◆ REQUIREMENTS:
Omit the pictures from the entries below and retype everything else exactly.

◆ ENTRIES:
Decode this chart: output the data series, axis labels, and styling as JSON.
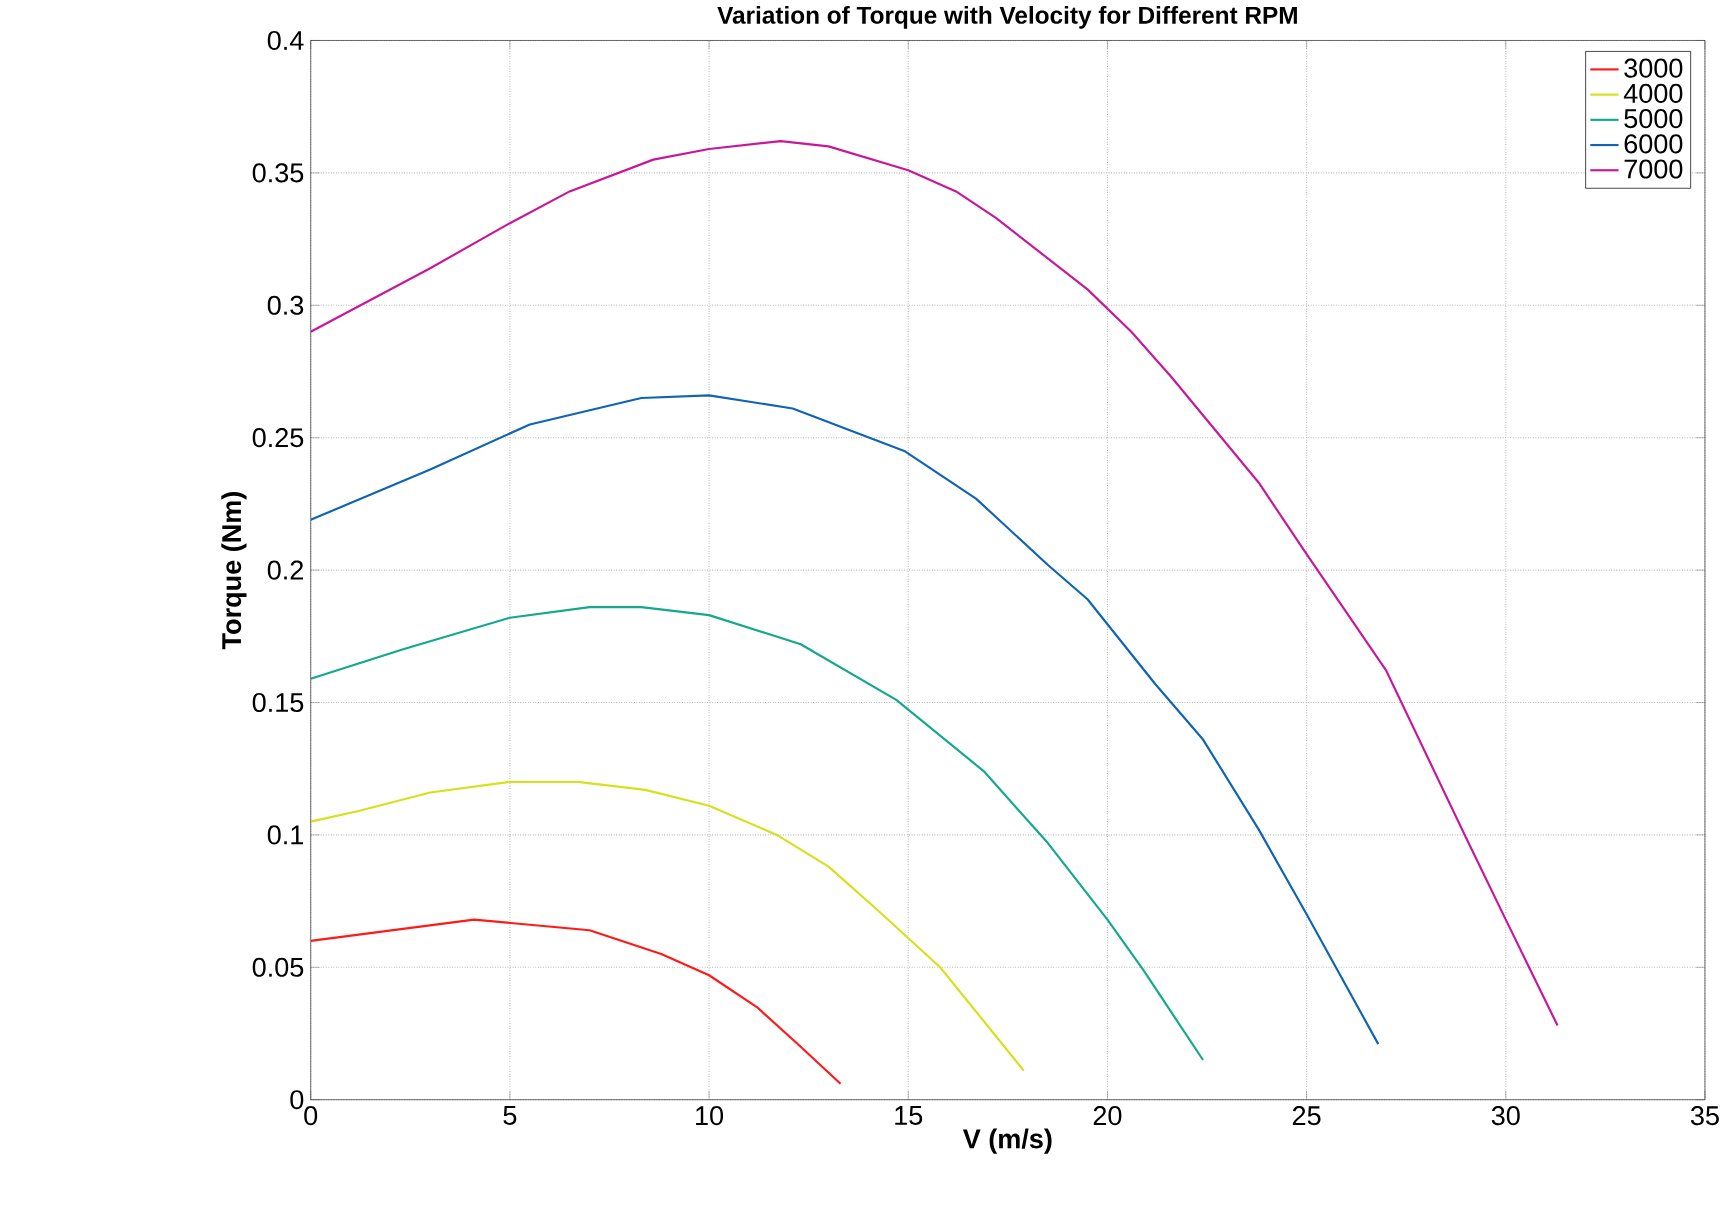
{
  "chart_data": {
    "type": "line",
    "title": "Variation of Torque with Velocity for Different RPM",
    "xlabel": "V (m/s)",
    "ylabel": "Torque (Nm)",
    "xlim": [
      0,
      35
    ],
    "xticks": [
      0,
      5,
      10,
      15,
      20,
      25,
      30,
      35
    ],
    "ylim": [
      0,
      0.4
    ],
    "yticks": [
      0,
      0.05,
      0.1,
      0.15,
      0.2,
      0.25,
      0.3,
      0.35,
      0.4
    ],
    "grid": true,
    "legend": "top right",
    "line_style": "solid",
    "series": [
      {
        "name": "3000",
        "color": "#ff1a1a",
        "x": [
          0,
          4.1,
          7.0,
          8.8,
          10.0,
          11.2,
          12.3,
          13.3
        ],
        "values": [
          0.06,
          0.068,
          0.064,
          0.055,
          0.047,
          0.035,
          0.02,
          0.006
        ]
      },
      {
        "name": "4000",
        "color": "#d6e01c",
        "x": [
          0,
          1.2,
          3.0,
          5.0,
          6.7,
          8.4,
          10.0,
          11.7,
          13.0,
          14.2,
          15.8,
          17.9
        ],
        "values": [
          0.105,
          0.109,
          0.116,
          0.12,
          0.12,
          0.117,
          0.111,
          0.1,
          0.088,
          0.072,
          0.05,
          0.011
        ]
      },
      {
        "name": "5000",
        "color": "#14a88c",
        "x": [
          0,
          2.3,
          5.0,
          7.0,
          8.3,
          10.0,
          12.3,
          14.7,
          16.9,
          18.5,
          20.0,
          20.9,
          22.4
        ],
        "values": [
          0.159,
          0.17,
          0.182,
          0.186,
          0.186,
          0.183,
          0.172,
          0.151,
          0.124,
          0.097,
          0.068,
          0.049,
          0.015
        ]
      },
      {
        "name": "6000",
        "color": "#0f64b4",
        "x": [
          0,
          3.0,
          5.5,
          8.3,
          10.0,
          12.1,
          14.9,
          16.7,
          18.5,
          19.5,
          21.2,
          22.4,
          23.8,
          25.0,
          26.8
        ],
        "values": [
          0.219,
          0.238,
          0.255,
          0.265,
          0.266,
          0.261,
          0.245,
          0.227,
          0.202,
          0.189,
          0.157,
          0.136,
          0.102,
          0.07,
          0.021
        ]
      },
      {
        "name": "7000",
        "color": "#c8189a",
        "x": [
          0,
          3.0,
          5.0,
          6.5,
          8.6,
          10.0,
          11.8,
          13.0,
          15.0,
          16.2,
          17.2,
          19.5,
          20.6,
          21.6,
          23.8,
          25.0,
          27.0,
          29.0,
          30.0,
          31.3
        ],
        "values": [
          0.29,
          0.314,
          0.331,
          0.343,
          0.355,
          0.359,
          0.362,
          0.36,
          0.351,
          0.343,
          0.333,
          0.306,
          0.29,
          0.273,
          0.233,
          0.206,
          0.162,
          0.099,
          0.068,
          0.028
        ]
      }
    ]
  }
}
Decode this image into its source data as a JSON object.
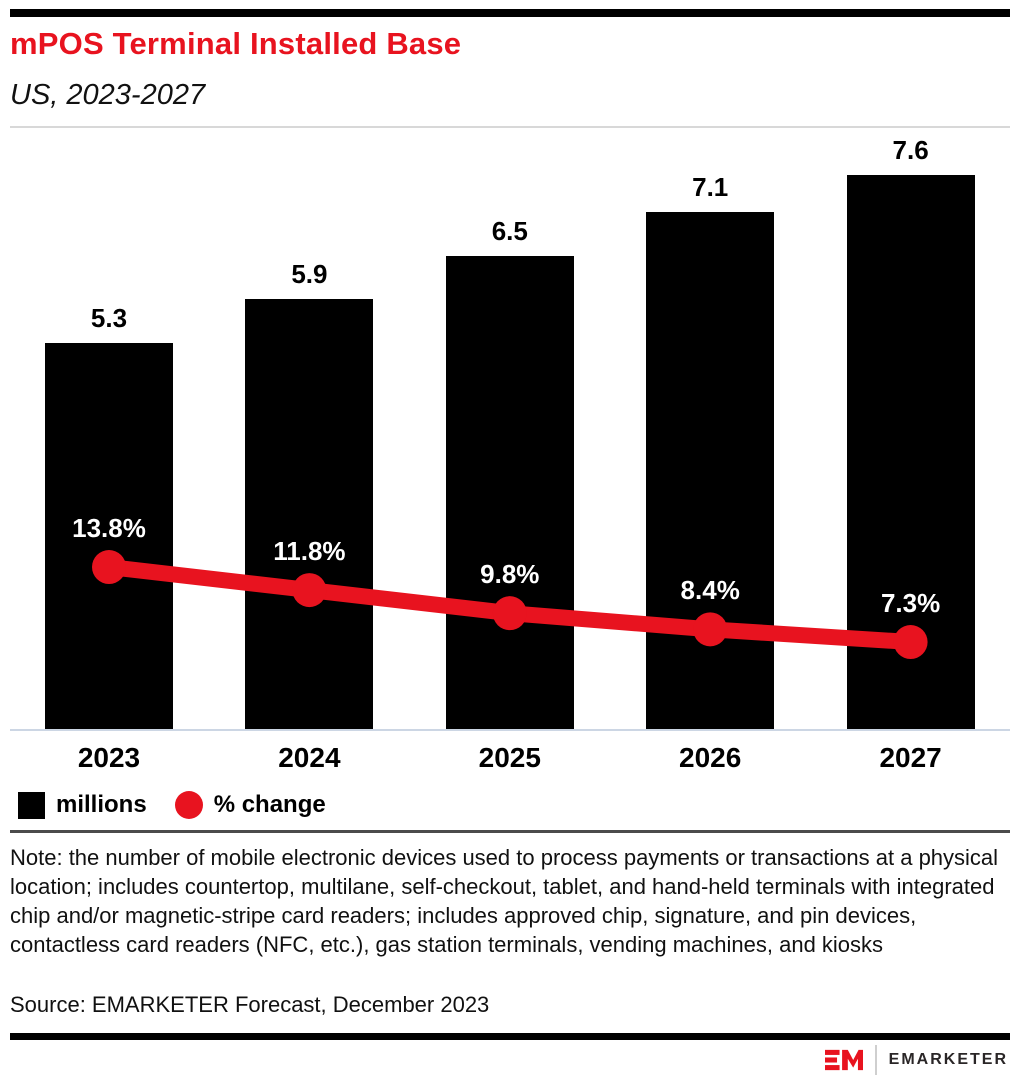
{
  "header": {
    "title": "mPOS Terminal Installed Base",
    "subtitle": "US, 2023-2027"
  },
  "chart_data": {
    "type": "bar",
    "subtype": "bar-plus-line-combo",
    "title": "mPOS Terminal Installed Base",
    "subtitle": "US, 2023-2027",
    "categories": [
      "2023",
      "2024",
      "2025",
      "2026",
      "2027"
    ],
    "series": [
      {
        "name": "millions",
        "type": "bar",
        "color": "#000000",
        "values": [
          5.3,
          5.9,
          6.5,
          7.1,
          7.6
        ],
        "labels": [
          "5.3",
          "5.9",
          "6.5",
          "7.1",
          "7.6"
        ]
      },
      {
        "name": "% change",
        "type": "line",
        "color": "#e8131f",
        "values": [
          13.8,
          11.8,
          9.8,
          8.4,
          7.3
        ],
        "labels": [
          "13.8%",
          "11.8%",
          "9.8%",
          "8.4%",
          "7.3%"
        ]
      }
    ],
    "axes_visible": false,
    "grid": false,
    "legend_position": "bottom-left",
    "legend": [
      {
        "label": "millions",
        "swatch": "square",
        "color": "#000000"
      },
      {
        "label": "% change",
        "swatch": "circle",
        "color": "#e8131f"
      }
    ]
  },
  "note": "Note: the number of mobile electronic devices used to process payments or transactions at a physical location; includes countertop, multilane, self-checkout, tablet, and hand-held terminals with integrated chip and/or magnetic-stripe card readers; includes approved chip, signature, and pin devices, contactless card readers (NFC, etc.), gas station terminals, vending machines, and kiosks",
  "source": "Source: EMARKETER Forecast, December 2023",
  "footer": {
    "brand": "EMARKETER",
    "logo": "emarketer-em-monogram"
  },
  "colors": {
    "accent_red": "#e8131f",
    "bar_black": "#000000",
    "axis_line": "#ccd6e4"
  }
}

◆ RESULT BELOW:
Decode this chart: output the data series, axis labels, and styling as JSON.
{
  "chart_data": {
    "type": "line",
    "title": "Variation of Torque with Velocity for Different RPM",
    "xlabel": "V (m/s)",
    "ylabel": "Torque (Nm)",
    "xlim": [
      0,
      35
    ],
    "xticks": [
      0,
      5,
      10,
      15,
      20,
      25,
      30,
      35
    ],
    "ylim": [
      0,
      0.4
    ],
    "yticks": [
      0,
      0.05,
      0.1,
      0.15,
      0.2,
      0.25,
      0.3,
      0.35,
      0.4
    ],
    "grid": true,
    "legend": "top right",
    "line_style": "solid",
    "series": [
      {
        "name": "3000",
        "color": "#ff1a1a",
        "x": [
          0,
          4.1,
          7.0,
          8.8,
          10.0,
          11.2,
          12.3,
          13.3
        ],
        "values": [
          0.06,
          0.068,
          0.064,
          0.055,
          0.047,
          0.035,
          0.02,
          0.006
        ]
      },
      {
        "name": "4000",
        "color": "#d6e01c",
        "x": [
          0,
          1.2,
          3.0,
          5.0,
          6.7,
          8.4,
          10.0,
          11.7,
          13.0,
          14.2,
          15.8,
          17.9
        ],
        "values": [
          0.105,
          0.109,
          0.116,
          0.12,
          0.12,
          0.117,
          0.111,
          0.1,
          0.088,
          0.072,
          0.05,
          0.011
        ]
      },
      {
        "name": "5000",
        "color": "#14a88c",
        "x": [
          0,
          2.3,
          5.0,
          7.0,
          8.3,
          10.0,
          12.3,
          14.7,
          16.9,
          18.5,
          20.0,
          20.9,
          22.4
        ],
        "values": [
          0.159,
          0.17,
          0.182,
          0.186,
          0.186,
          0.183,
          0.172,
          0.151,
          0.124,
          0.097,
          0.068,
          0.049,
          0.015
        ]
      },
      {
        "name": "6000",
        "color": "#0f64b4",
        "x": [
          0,
          3.0,
          5.5,
          8.3,
          10.0,
          12.1,
          14.9,
          16.7,
          18.5,
          19.5,
          21.2,
          22.4,
          23.8,
          25.0,
          26.8
        ],
        "values": [
          0.219,
          0.238,
          0.255,
          0.265,
          0.266,
          0.261,
          0.245,
          0.227,
          0.202,
          0.189,
          0.157,
          0.136,
          0.102,
          0.07,
          0.021
        ]
      },
      {
        "name": "7000",
        "color": "#c8189a",
        "x": [
          0,
          3.0,
          5.0,
          6.5,
          8.6,
          10.0,
          11.8,
          13.0,
          15.0,
          16.2,
          17.2,
          19.5,
          20.6,
          21.6,
          23.8,
          25.0,
          27.0,
          29.0,
          30.0,
          31.3
        ],
        "values": [
          0.29,
          0.314,
          0.331,
          0.343,
          0.355,
          0.359,
          0.362,
          0.36,
          0.351,
          0.343,
          0.333,
          0.306,
          0.29,
          0.273,
          0.233,
          0.206,
          0.162,
          0.099,
          0.068,
          0.028
        ]
      }
    ]
  }
}
Decode this image into its source data as a JSON object.
{
  "header": {
    "title": "mPOS Terminal Installed Base",
    "subtitle": "US, 2023-2027"
  },
  "chart_data": {
    "type": "bar",
    "subtype": "bar-plus-line-combo",
    "title": "mPOS Terminal Installed Base",
    "subtitle": "US, 2023-2027",
    "categories": [
      "2023",
      "2024",
      "2025",
      "2026",
      "2027"
    ],
    "series": [
      {
        "name": "millions",
        "type": "bar",
        "color": "#000000",
        "values": [
          5.3,
          5.9,
          6.5,
          7.1,
          7.6
        ],
        "labels": [
          "5.3",
          "5.9",
          "6.5",
          "7.1",
          "7.6"
        ]
      },
      {
        "name": "% change",
        "type": "line",
        "color": "#e8131f",
        "values": [
          13.8,
          11.8,
          9.8,
          8.4,
          7.3
        ],
        "labels": [
          "13.8%",
          "11.8%",
          "9.8%",
          "8.4%",
          "7.3%"
        ]
      }
    ],
    "axes_visible": false,
    "grid": false,
    "legend_position": "bottom-left",
    "legend": [
      {
        "label": "millions",
        "swatch": "square",
        "color": "#000000"
      },
      {
        "label": "% change",
        "swatch": "circle",
        "color": "#e8131f"
      }
    ]
  },
  "note": "Note: the number of mobile electronic devices used to process payments or transactions at a physical location; includes countertop, multilane, self-checkout, tablet, and hand-held terminals with integrated chip and/or magnetic-stripe card readers; includes approved chip, signature, and pin devices, contactless card readers (NFC, etc.), gas station terminals, vending machines, and kiosks",
  "source": "Source: EMARKETER Forecast, December 2023",
  "footer": {
    "brand": "EMARKETER",
    "logo": "emarketer-em-monogram"
  },
  "colors": {
    "accent_red": "#e8131f",
    "bar_black": "#000000",
    "axis_line": "#ccd6e4"
  }
}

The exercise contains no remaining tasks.